Return the records exactly as they are.

— Start of Entries —

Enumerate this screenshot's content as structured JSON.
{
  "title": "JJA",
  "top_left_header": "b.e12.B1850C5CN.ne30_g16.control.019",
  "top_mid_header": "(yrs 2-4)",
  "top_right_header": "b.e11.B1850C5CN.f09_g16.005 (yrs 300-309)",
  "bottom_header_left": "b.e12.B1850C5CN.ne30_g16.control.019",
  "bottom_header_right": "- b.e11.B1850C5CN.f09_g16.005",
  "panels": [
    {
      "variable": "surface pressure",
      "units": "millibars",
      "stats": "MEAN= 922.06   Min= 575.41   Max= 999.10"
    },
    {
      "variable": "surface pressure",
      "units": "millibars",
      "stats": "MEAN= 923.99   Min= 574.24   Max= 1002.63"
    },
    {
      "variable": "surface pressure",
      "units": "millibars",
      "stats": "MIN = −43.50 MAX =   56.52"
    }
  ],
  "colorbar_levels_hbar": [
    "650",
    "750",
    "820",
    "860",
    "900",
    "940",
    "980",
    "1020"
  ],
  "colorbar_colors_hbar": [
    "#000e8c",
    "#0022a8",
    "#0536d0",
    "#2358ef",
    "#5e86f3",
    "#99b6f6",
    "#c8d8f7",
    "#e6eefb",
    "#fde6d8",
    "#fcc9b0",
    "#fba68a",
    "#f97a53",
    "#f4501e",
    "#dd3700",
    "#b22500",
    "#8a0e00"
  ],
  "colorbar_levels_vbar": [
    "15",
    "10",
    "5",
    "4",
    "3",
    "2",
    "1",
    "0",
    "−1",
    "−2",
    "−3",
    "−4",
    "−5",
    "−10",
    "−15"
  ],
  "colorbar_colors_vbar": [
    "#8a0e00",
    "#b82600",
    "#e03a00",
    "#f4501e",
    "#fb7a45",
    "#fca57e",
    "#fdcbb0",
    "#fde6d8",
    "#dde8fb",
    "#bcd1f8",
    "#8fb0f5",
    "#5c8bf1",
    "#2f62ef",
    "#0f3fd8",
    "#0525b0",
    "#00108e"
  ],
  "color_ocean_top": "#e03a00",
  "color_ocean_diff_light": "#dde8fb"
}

— End of Entries —

> Complete output:
Enumerate this screenshot's content as structured JSON.
{
  "title": "JJA",
  "top_left_header": "b.e12.B1850C5CN.ne30_g16.control.019",
  "top_mid_header": "(yrs 2-4)",
  "top_right_header": "b.e11.B1850C5CN.f09_g16.005 (yrs 300-309)",
  "bottom_header_left": "b.e12.B1850C5CN.ne30_g16.control.019",
  "bottom_header_right": "- b.e11.B1850C5CN.f09_g16.005",
  "panels": [
    {
      "variable": "surface pressure",
      "units": "millibars",
      "stats": "MEAN= 922.06   Min= 575.41   Max= 999.10"
    },
    {
      "variable": "surface pressure",
      "units": "millibars",
      "stats": "MEAN= 923.99   Min= 574.24   Max= 1002.63"
    },
    {
      "variable": "surface pressure",
      "units": "millibars",
      "stats": "MIN = −43.50 MAX =   56.52"
    }
  ],
  "colorbar_levels_hbar": [
    "650",
    "750",
    "820",
    "860",
    "900",
    "940",
    "980",
    "1020"
  ],
  "colorbar_colors_hbar": [
    "#000e8c",
    "#0022a8",
    "#0536d0",
    "#2358ef",
    "#5e86f3",
    "#99b6f6",
    "#c8d8f7",
    "#e6eefb",
    "#fde6d8",
    "#fcc9b0",
    "#fba68a",
    "#f97a53",
    "#f4501e",
    "#dd3700",
    "#b22500",
    "#8a0e00"
  ],
  "colorbar_levels_vbar": [
    "15",
    "10",
    "5",
    "4",
    "3",
    "2",
    "1",
    "0",
    "−1",
    "−2",
    "−3",
    "−4",
    "−5",
    "−10",
    "−15"
  ],
  "colorbar_colors_vbar": [
    "#8a0e00",
    "#b82600",
    "#e03a00",
    "#f4501e",
    "#fb7a45",
    "#fca57e",
    "#fdcbb0",
    "#fde6d8",
    "#dde8fb",
    "#bcd1f8",
    "#8fb0f5",
    "#5c8bf1",
    "#2f62ef",
    "#0f3fd8",
    "#0525b0",
    "#00108e"
  ],
  "color_ocean_top": "#e03a00",
  "color_ocean_diff_light": "#dde8fb"
}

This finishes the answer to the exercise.